**WHAT TO WORK ON:** All entries below need to be written out exactly, but without their pictures.

**RECORDS FOR THE TASK:**

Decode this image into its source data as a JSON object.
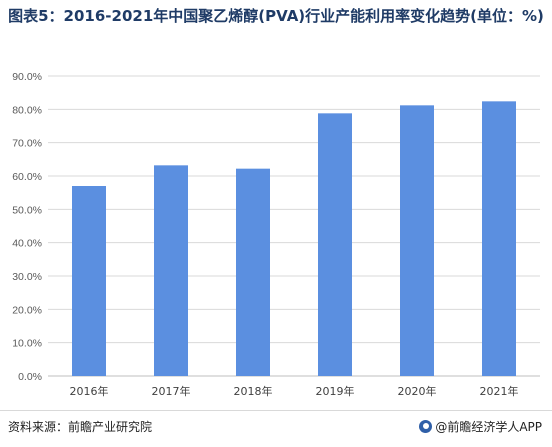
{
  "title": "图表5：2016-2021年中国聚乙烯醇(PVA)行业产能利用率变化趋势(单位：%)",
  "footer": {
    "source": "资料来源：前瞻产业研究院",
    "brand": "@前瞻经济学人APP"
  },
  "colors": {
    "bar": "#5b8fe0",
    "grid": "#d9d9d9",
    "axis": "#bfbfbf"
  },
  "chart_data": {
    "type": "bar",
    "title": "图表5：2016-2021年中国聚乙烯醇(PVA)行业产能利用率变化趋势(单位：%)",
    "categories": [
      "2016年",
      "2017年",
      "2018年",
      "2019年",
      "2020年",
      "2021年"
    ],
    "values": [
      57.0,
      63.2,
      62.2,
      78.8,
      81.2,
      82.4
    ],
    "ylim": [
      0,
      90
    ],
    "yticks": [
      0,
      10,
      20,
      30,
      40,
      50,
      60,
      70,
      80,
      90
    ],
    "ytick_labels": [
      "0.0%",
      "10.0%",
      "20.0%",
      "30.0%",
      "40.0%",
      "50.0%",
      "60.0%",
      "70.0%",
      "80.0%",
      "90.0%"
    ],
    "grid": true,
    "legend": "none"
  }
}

**SOLVED PROBLEM:**
Decode this image into its source data as a JSON object.
{
  "title": "图表5：2016-2021年中国聚乙烯醇(PVA)行业产能利用率变化趋势(单位：%)",
  "footer": {
    "source": "资料来源：前瞻产业研究院",
    "brand": "@前瞻经济学人APP"
  },
  "colors": {
    "bar": "#5b8fe0",
    "grid": "#d9d9d9",
    "axis": "#bfbfbf"
  },
  "chart_data": {
    "type": "bar",
    "title": "图表5：2016-2021年中国聚乙烯醇(PVA)行业产能利用率变化趋势(单位：%)",
    "categories": [
      "2016年",
      "2017年",
      "2018年",
      "2019年",
      "2020年",
      "2021年"
    ],
    "values": [
      57.0,
      63.2,
      62.2,
      78.8,
      81.2,
      82.4
    ],
    "ylim": [
      0,
      90
    ],
    "yticks": [
      0,
      10,
      20,
      30,
      40,
      50,
      60,
      70,
      80,
      90
    ],
    "ytick_labels": [
      "0.0%",
      "10.0%",
      "20.0%",
      "30.0%",
      "40.0%",
      "50.0%",
      "60.0%",
      "70.0%",
      "80.0%",
      "90.0%"
    ],
    "grid": true,
    "legend": "none"
  }
}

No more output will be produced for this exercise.